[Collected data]
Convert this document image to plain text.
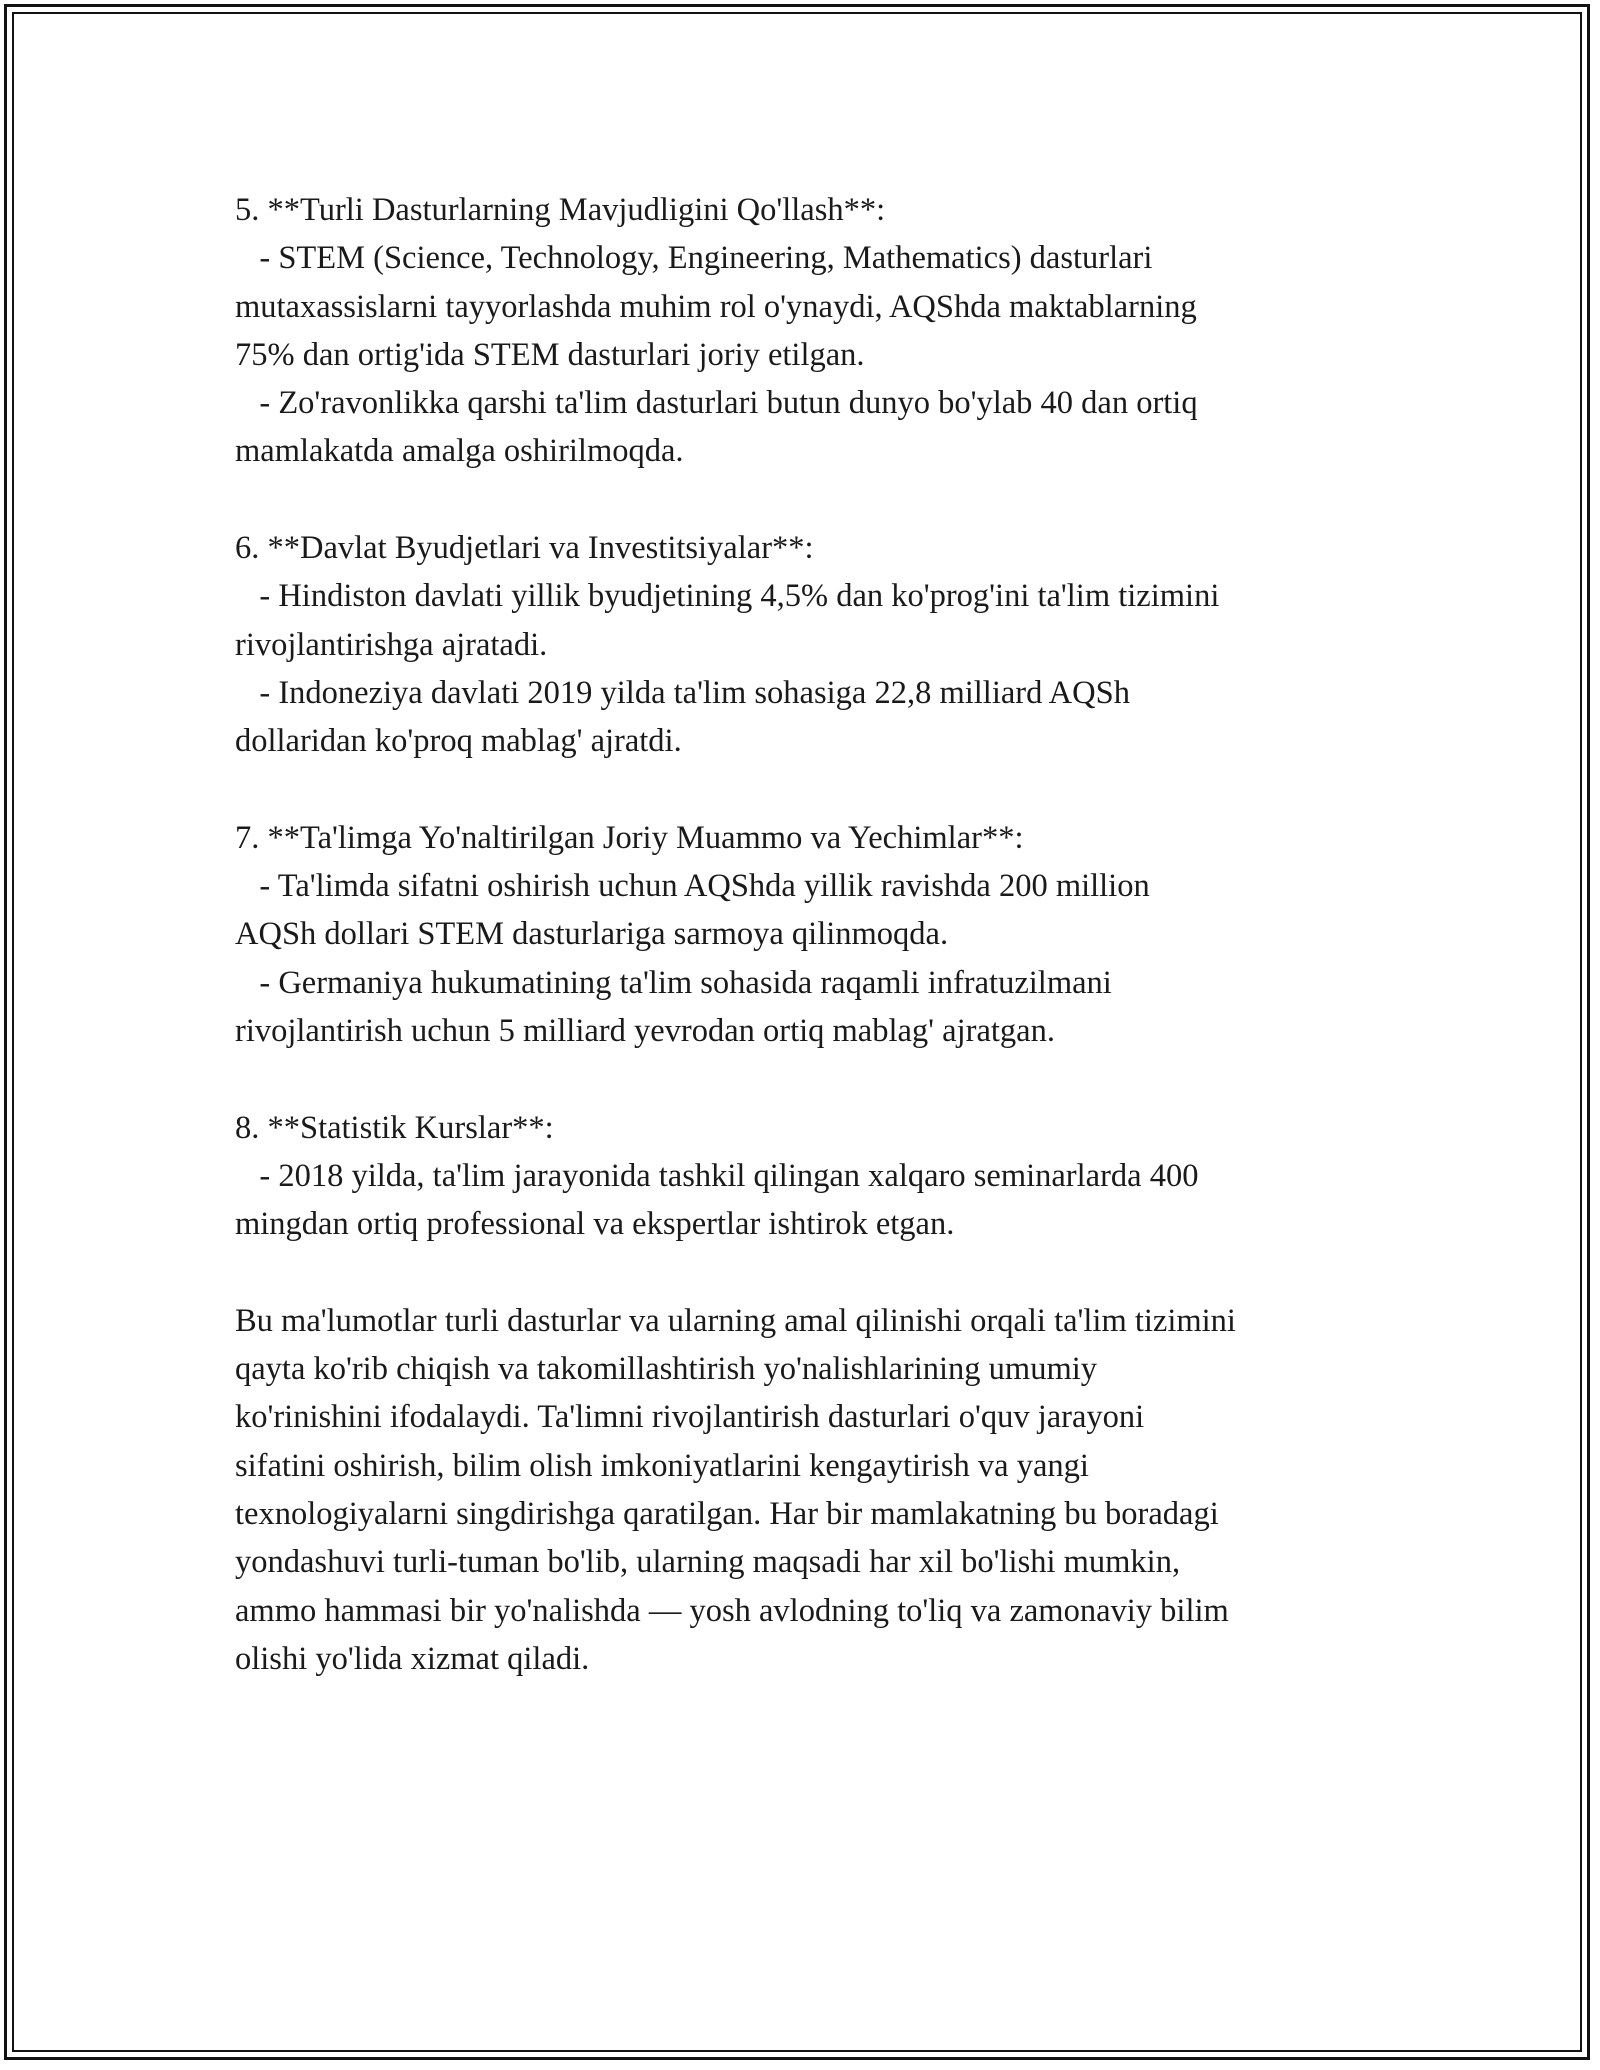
5. **Turli Dasturlarning Mavjudligini Qo'llash**:
- STEM (Science, Technology, Engineering, Mathematics) dasturlari
mutaxassislarni tayyorlashda muhim rol o'ynaydi, AQShda maktablarning
75% dan ortig'ida STEM dasturlari joriy etilgan.
- Zo'ravonlikka qarshi ta'lim dasturlari butun dunyo bo'ylab 40 dan ortiq
mamlakatda amalga oshirilmoqda.
6. **Davlat Byudjetlari va Investitsiyalar**:
- Hindiston davlati yillik byudjetining 4,5% dan ko'prog'ini ta'lim tizimini
rivojlantirishga ajratadi.
- Indoneziya davlati 2019 yilda ta'lim sohasiga 22,8 milliard AQSh
dollaridan ko'proq mablag' ajratdi.
7. **Ta'limga Yo'naltirilgan Joriy Muammo va Yechimlar**:
- Ta'limda sifatni oshirish uchun AQShda yillik ravishda 200 million
AQSh dollari STEM dasturlariga sarmoya qilinmoqda.
- Germaniya hukumatining ta'lim sohasida raqamli infratuzilmani
rivojlantirish uchun 5 milliard yevrodan ortiq mablag' ajratgan.
8. **Statistik Kurslar**:
- 2018 yilda, ta'lim jarayonida tashkil qilingan xalqaro seminarlarda 400
mingdan ortiq professional va ekspertlar ishtirok etgan.
Bu ma'lumotlar turli dasturlar va ularning amal qilinishi orqali ta'lim tizimini
qayta ko'rib chiqish va takomillashtirish yo'nalishlarining umumiy
ko'rinishini ifodalaydi. Ta'limni rivojlantirish dasturlari o'quv jarayoni
sifatini oshirish, bilim olish imkoniyatlarini kengaytirish va yangi
texnologiyalarni singdirishga qaratilgan. Har bir mamlakatning bu boradagi
yondashuvi turli-tuman bo'lib, ularning maqsadi har xil bo'lishi mumkin,
ammo hammasi bir yo'nalishda — yosh avlodning to'liq va zamonaviy bilim
olishi yo'lida xizmat qiladi.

■ Problem
Set down the lines of the records above exactly, apart from the pictures.

■ Complete answer
Convert this document image to plain text.
5. **Turli Dasturlarning Mavjudligini Qo'llash**:
- STEM (Science, Technology, Engineering, Mathematics) dasturlari
mutaxassislarni tayyorlashda muhim rol o'ynaydi, AQShda maktablarning
75% dan ortig'ida STEM dasturlari joriy etilgan.
- Zo'ravonlikka qarshi ta'lim dasturlari butun dunyo bo'ylab 40 dan ortiq
mamlakatda amalga oshirilmoqda.
6. **Davlat Byudjetlari va Investitsiyalar**:
- Hindiston davlati yillik byudjetining 4,5% dan ko'prog'ini ta'lim tizimini
rivojlantirishga ajratadi.
- Indoneziya davlati 2019 yilda ta'lim sohasiga 22,8 milliard AQSh
dollaridan ko'proq mablag' ajratdi.
7. **Ta'limga Yo'naltirilgan Joriy Muammo va Yechimlar**:
- Ta'limda sifatni oshirish uchun AQShda yillik ravishda 200 million
AQSh dollari STEM dasturlariga sarmoya qilinmoqda.
- Germaniya hukumatining ta'lim sohasida raqamli infratuzilmani
rivojlantirish uchun 5 milliard yevrodan ortiq mablag' ajratgan.
8. **Statistik Kurslar**:
- 2018 yilda, ta'lim jarayonida tashkil qilingan xalqaro seminarlarda 400
mingdan ortiq professional va ekspertlar ishtirok etgan.
Bu ma'lumotlar turli dasturlar va ularning amal qilinishi orqali ta'lim tizimini
qayta ko'rib chiqish va takomillashtirish yo'nalishlarining umumiy
ko'rinishini ifodalaydi. Ta'limni rivojlantirish dasturlari o'quv jarayoni
sifatini oshirish, bilim olish imkoniyatlarini kengaytirish va yangi
texnologiyalarni singdirishga qaratilgan. Har bir mamlakatning bu boradagi
yondashuvi turli-tuman bo'lib, ularning maqsadi har xil bo'lishi mumkin,
ammo hammasi bir yo'nalishda — yosh avlodning to'liq va zamonaviy bilim
olishi yo'lida xizmat qiladi.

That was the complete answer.